GIVEN PROBLEM: Skip the pictures. Transcribe the rest of the data below without changing a word.

-- START OF SOURCE DATA --

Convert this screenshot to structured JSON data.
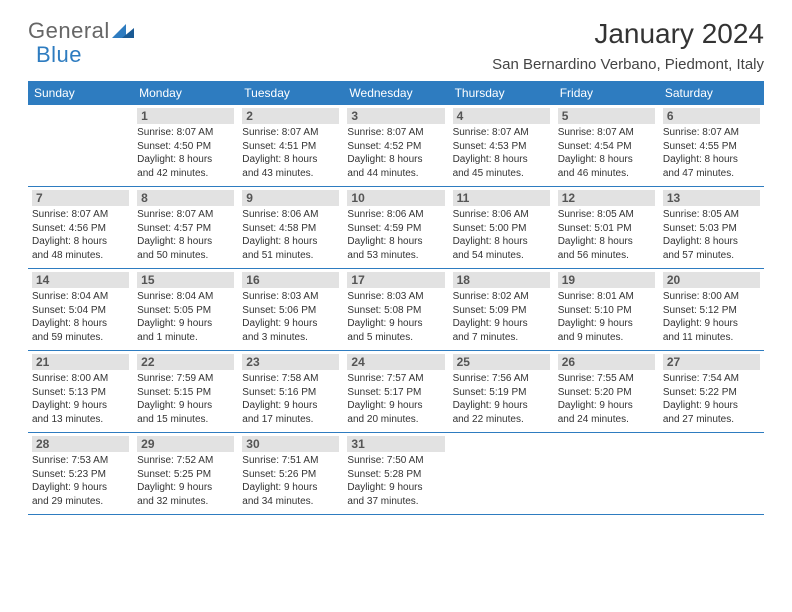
{
  "brand": {
    "word1": "General",
    "word2": "Blue"
  },
  "title": "January 2024",
  "location": "San Bernardino Verbano, Piedmont, Italy",
  "colors": {
    "header_bg": "#2e7cc0",
    "header_text": "#ffffff",
    "daynum_bg": "#e2e2e2",
    "daynum_text": "#555555",
    "cell_border": "#2e7cc0",
    "body_text": "#333333"
  },
  "dayHeaders": [
    "Sunday",
    "Monday",
    "Tuesday",
    "Wednesday",
    "Thursday",
    "Friday",
    "Saturday"
  ],
  "weeks": [
    [
      null,
      {
        "n": "1",
        "sr": "Sunrise: 8:07 AM",
        "ss": "Sunset: 4:50 PM",
        "dl1": "Daylight: 8 hours",
        "dl2": "and 42 minutes."
      },
      {
        "n": "2",
        "sr": "Sunrise: 8:07 AM",
        "ss": "Sunset: 4:51 PM",
        "dl1": "Daylight: 8 hours",
        "dl2": "and 43 minutes."
      },
      {
        "n": "3",
        "sr": "Sunrise: 8:07 AM",
        "ss": "Sunset: 4:52 PM",
        "dl1": "Daylight: 8 hours",
        "dl2": "and 44 minutes."
      },
      {
        "n": "4",
        "sr": "Sunrise: 8:07 AM",
        "ss": "Sunset: 4:53 PM",
        "dl1": "Daylight: 8 hours",
        "dl2": "and 45 minutes."
      },
      {
        "n": "5",
        "sr": "Sunrise: 8:07 AM",
        "ss": "Sunset: 4:54 PM",
        "dl1": "Daylight: 8 hours",
        "dl2": "and 46 minutes."
      },
      {
        "n": "6",
        "sr": "Sunrise: 8:07 AM",
        "ss": "Sunset: 4:55 PM",
        "dl1": "Daylight: 8 hours",
        "dl2": "and 47 minutes."
      }
    ],
    [
      {
        "n": "7",
        "sr": "Sunrise: 8:07 AM",
        "ss": "Sunset: 4:56 PM",
        "dl1": "Daylight: 8 hours",
        "dl2": "and 48 minutes."
      },
      {
        "n": "8",
        "sr": "Sunrise: 8:07 AM",
        "ss": "Sunset: 4:57 PM",
        "dl1": "Daylight: 8 hours",
        "dl2": "and 50 minutes."
      },
      {
        "n": "9",
        "sr": "Sunrise: 8:06 AM",
        "ss": "Sunset: 4:58 PM",
        "dl1": "Daylight: 8 hours",
        "dl2": "and 51 minutes."
      },
      {
        "n": "10",
        "sr": "Sunrise: 8:06 AM",
        "ss": "Sunset: 4:59 PM",
        "dl1": "Daylight: 8 hours",
        "dl2": "and 53 minutes."
      },
      {
        "n": "11",
        "sr": "Sunrise: 8:06 AM",
        "ss": "Sunset: 5:00 PM",
        "dl1": "Daylight: 8 hours",
        "dl2": "and 54 minutes."
      },
      {
        "n": "12",
        "sr": "Sunrise: 8:05 AM",
        "ss": "Sunset: 5:01 PM",
        "dl1": "Daylight: 8 hours",
        "dl2": "and 56 minutes."
      },
      {
        "n": "13",
        "sr": "Sunrise: 8:05 AM",
        "ss": "Sunset: 5:03 PM",
        "dl1": "Daylight: 8 hours",
        "dl2": "and 57 minutes."
      }
    ],
    [
      {
        "n": "14",
        "sr": "Sunrise: 8:04 AM",
        "ss": "Sunset: 5:04 PM",
        "dl1": "Daylight: 8 hours",
        "dl2": "and 59 minutes."
      },
      {
        "n": "15",
        "sr": "Sunrise: 8:04 AM",
        "ss": "Sunset: 5:05 PM",
        "dl1": "Daylight: 9 hours",
        "dl2": "and 1 minute."
      },
      {
        "n": "16",
        "sr": "Sunrise: 8:03 AM",
        "ss": "Sunset: 5:06 PM",
        "dl1": "Daylight: 9 hours",
        "dl2": "and 3 minutes."
      },
      {
        "n": "17",
        "sr": "Sunrise: 8:03 AM",
        "ss": "Sunset: 5:08 PM",
        "dl1": "Daylight: 9 hours",
        "dl2": "and 5 minutes."
      },
      {
        "n": "18",
        "sr": "Sunrise: 8:02 AM",
        "ss": "Sunset: 5:09 PM",
        "dl1": "Daylight: 9 hours",
        "dl2": "and 7 minutes."
      },
      {
        "n": "19",
        "sr": "Sunrise: 8:01 AM",
        "ss": "Sunset: 5:10 PM",
        "dl1": "Daylight: 9 hours",
        "dl2": "and 9 minutes."
      },
      {
        "n": "20",
        "sr": "Sunrise: 8:00 AM",
        "ss": "Sunset: 5:12 PM",
        "dl1": "Daylight: 9 hours",
        "dl2": "and 11 minutes."
      }
    ],
    [
      {
        "n": "21",
        "sr": "Sunrise: 8:00 AM",
        "ss": "Sunset: 5:13 PM",
        "dl1": "Daylight: 9 hours",
        "dl2": "and 13 minutes."
      },
      {
        "n": "22",
        "sr": "Sunrise: 7:59 AM",
        "ss": "Sunset: 5:15 PM",
        "dl1": "Daylight: 9 hours",
        "dl2": "and 15 minutes."
      },
      {
        "n": "23",
        "sr": "Sunrise: 7:58 AM",
        "ss": "Sunset: 5:16 PM",
        "dl1": "Daylight: 9 hours",
        "dl2": "and 17 minutes."
      },
      {
        "n": "24",
        "sr": "Sunrise: 7:57 AM",
        "ss": "Sunset: 5:17 PM",
        "dl1": "Daylight: 9 hours",
        "dl2": "and 20 minutes."
      },
      {
        "n": "25",
        "sr": "Sunrise: 7:56 AM",
        "ss": "Sunset: 5:19 PM",
        "dl1": "Daylight: 9 hours",
        "dl2": "and 22 minutes."
      },
      {
        "n": "26",
        "sr": "Sunrise: 7:55 AM",
        "ss": "Sunset: 5:20 PM",
        "dl1": "Daylight: 9 hours",
        "dl2": "and 24 minutes."
      },
      {
        "n": "27",
        "sr": "Sunrise: 7:54 AM",
        "ss": "Sunset: 5:22 PM",
        "dl1": "Daylight: 9 hours",
        "dl2": "and 27 minutes."
      }
    ],
    [
      {
        "n": "28",
        "sr": "Sunrise: 7:53 AM",
        "ss": "Sunset: 5:23 PM",
        "dl1": "Daylight: 9 hours",
        "dl2": "and 29 minutes."
      },
      {
        "n": "29",
        "sr": "Sunrise: 7:52 AM",
        "ss": "Sunset: 5:25 PM",
        "dl1": "Daylight: 9 hours",
        "dl2": "and 32 minutes."
      },
      {
        "n": "30",
        "sr": "Sunrise: 7:51 AM",
        "ss": "Sunset: 5:26 PM",
        "dl1": "Daylight: 9 hours",
        "dl2": "and 34 minutes."
      },
      {
        "n": "31",
        "sr": "Sunrise: 7:50 AM",
        "ss": "Sunset: 5:28 PM",
        "dl1": "Daylight: 9 hours",
        "dl2": "and 37 minutes."
      },
      null,
      null,
      null
    ]
  ]
}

-- END OF SOURCE DATA --

RESULT:
Convert this screenshot to structured JSON data.
{
  "brand": {
    "word1": "General",
    "word2": "Blue"
  },
  "title": "January 2024",
  "location": "San Bernardino Verbano, Piedmont, Italy",
  "colors": {
    "header_bg": "#2e7cc0",
    "header_text": "#ffffff",
    "daynum_bg": "#e2e2e2",
    "daynum_text": "#555555",
    "cell_border": "#2e7cc0",
    "body_text": "#333333"
  },
  "dayHeaders": [
    "Sunday",
    "Monday",
    "Tuesday",
    "Wednesday",
    "Thursday",
    "Friday",
    "Saturday"
  ],
  "weeks": [
    [
      null,
      {
        "n": "1",
        "sr": "Sunrise: 8:07 AM",
        "ss": "Sunset: 4:50 PM",
        "dl1": "Daylight: 8 hours",
        "dl2": "and 42 minutes."
      },
      {
        "n": "2",
        "sr": "Sunrise: 8:07 AM",
        "ss": "Sunset: 4:51 PM",
        "dl1": "Daylight: 8 hours",
        "dl2": "and 43 minutes."
      },
      {
        "n": "3",
        "sr": "Sunrise: 8:07 AM",
        "ss": "Sunset: 4:52 PM",
        "dl1": "Daylight: 8 hours",
        "dl2": "and 44 minutes."
      },
      {
        "n": "4",
        "sr": "Sunrise: 8:07 AM",
        "ss": "Sunset: 4:53 PM",
        "dl1": "Daylight: 8 hours",
        "dl2": "and 45 minutes."
      },
      {
        "n": "5",
        "sr": "Sunrise: 8:07 AM",
        "ss": "Sunset: 4:54 PM",
        "dl1": "Daylight: 8 hours",
        "dl2": "and 46 minutes."
      },
      {
        "n": "6",
        "sr": "Sunrise: 8:07 AM",
        "ss": "Sunset: 4:55 PM",
        "dl1": "Daylight: 8 hours",
        "dl2": "and 47 minutes."
      }
    ],
    [
      {
        "n": "7",
        "sr": "Sunrise: 8:07 AM",
        "ss": "Sunset: 4:56 PM",
        "dl1": "Daylight: 8 hours",
        "dl2": "and 48 minutes."
      },
      {
        "n": "8",
        "sr": "Sunrise: 8:07 AM",
        "ss": "Sunset: 4:57 PM",
        "dl1": "Daylight: 8 hours",
        "dl2": "and 50 minutes."
      },
      {
        "n": "9",
        "sr": "Sunrise: 8:06 AM",
        "ss": "Sunset: 4:58 PM",
        "dl1": "Daylight: 8 hours",
        "dl2": "and 51 minutes."
      },
      {
        "n": "10",
        "sr": "Sunrise: 8:06 AM",
        "ss": "Sunset: 4:59 PM",
        "dl1": "Daylight: 8 hours",
        "dl2": "and 53 minutes."
      },
      {
        "n": "11",
        "sr": "Sunrise: 8:06 AM",
        "ss": "Sunset: 5:00 PM",
        "dl1": "Daylight: 8 hours",
        "dl2": "and 54 minutes."
      },
      {
        "n": "12",
        "sr": "Sunrise: 8:05 AM",
        "ss": "Sunset: 5:01 PM",
        "dl1": "Daylight: 8 hours",
        "dl2": "and 56 minutes."
      },
      {
        "n": "13",
        "sr": "Sunrise: 8:05 AM",
        "ss": "Sunset: 5:03 PM",
        "dl1": "Daylight: 8 hours",
        "dl2": "and 57 minutes."
      }
    ],
    [
      {
        "n": "14",
        "sr": "Sunrise: 8:04 AM",
        "ss": "Sunset: 5:04 PM",
        "dl1": "Daylight: 8 hours",
        "dl2": "and 59 minutes."
      },
      {
        "n": "15",
        "sr": "Sunrise: 8:04 AM",
        "ss": "Sunset: 5:05 PM",
        "dl1": "Daylight: 9 hours",
        "dl2": "and 1 minute."
      },
      {
        "n": "16",
        "sr": "Sunrise: 8:03 AM",
        "ss": "Sunset: 5:06 PM",
        "dl1": "Daylight: 9 hours",
        "dl2": "and 3 minutes."
      },
      {
        "n": "17",
        "sr": "Sunrise: 8:03 AM",
        "ss": "Sunset: 5:08 PM",
        "dl1": "Daylight: 9 hours",
        "dl2": "and 5 minutes."
      },
      {
        "n": "18",
        "sr": "Sunrise: 8:02 AM",
        "ss": "Sunset: 5:09 PM",
        "dl1": "Daylight: 9 hours",
        "dl2": "and 7 minutes."
      },
      {
        "n": "19",
        "sr": "Sunrise: 8:01 AM",
        "ss": "Sunset: 5:10 PM",
        "dl1": "Daylight: 9 hours",
        "dl2": "and 9 minutes."
      },
      {
        "n": "20",
        "sr": "Sunrise: 8:00 AM",
        "ss": "Sunset: 5:12 PM",
        "dl1": "Daylight: 9 hours",
        "dl2": "and 11 minutes."
      }
    ],
    [
      {
        "n": "21",
        "sr": "Sunrise: 8:00 AM",
        "ss": "Sunset: 5:13 PM",
        "dl1": "Daylight: 9 hours",
        "dl2": "and 13 minutes."
      },
      {
        "n": "22",
        "sr": "Sunrise: 7:59 AM",
        "ss": "Sunset: 5:15 PM",
        "dl1": "Daylight: 9 hours",
        "dl2": "and 15 minutes."
      },
      {
        "n": "23",
        "sr": "Sunrise: 7:58 AM",
        "ss": "Sunset: 5:16 PM",
        "dl1": "Daylight: 9 hours",
        "dl2": "and 17 minutes."
      },
      {
        "n": "24",
        "sr": "Sunrise: 7:57 AM",
        "ss": "Sunset: 5:17 PM",
        "dl1": "Daylight: 9 hours",
        "dl2": "and 20 minutes."
      },
      {
        "n": "25",
        "sr": "Sunrise: 7:56 AM",
        "ss": "Sunset: 5:19 PM",
        "dl1": "Daylight: 9 hours",
        "dl2": "and 22 minutes."
      },
      {
        "n": "26",
        "sr": "Sunrise: 7:55 AM",
        "ss": "Sunset: 5:20 PM",
        "dl1": "Daylight: 9 hours",
        "dl2": "and 24 minutes."
      },
      {
        "n": "27",
        "sr": "Sunrise: 7:54 AM",
        "ss": "Sunset: 5:22 PM",
        "dl1": "Daylight: 9 hours",
        "dl2": "and 27 minutes."
      }
    ],
    [
      {
        "n": "28",
        "sr": "Sunrise: 7:53 AM",
        "ss": "Sunset: 5:23 PM",
        "dl1": "Daylight: 9 hours",
        "dl2": "and 29 minutes."
      },
      {
        "n": "29",
        "sr": "Sunrise: 7:52 AM",
        "ss": "Sunset: 5:25 PM",
        "dl1": "Daylight: 9 hours",
        "dl2": "and 32 minutes."
      },
      {
        "n": "30",
        "sr": "Sunrise: 7:51 AM",
        "ss": "Sunset: 5:26 PM",
        "dl1": "Daylight: 9 hours",
        "dl2": "and 34 minutes."
      },
      {
        "n": "31",
        "sr": "Sunrise: 7:50 AM",
        "ss": "Sunset: 5:28 PM",
        "dl1": "Daylight: 9 hours",
        "dl2": "and 37 minutes."
      },
      null,
      null,
      null
    ]
  ]
}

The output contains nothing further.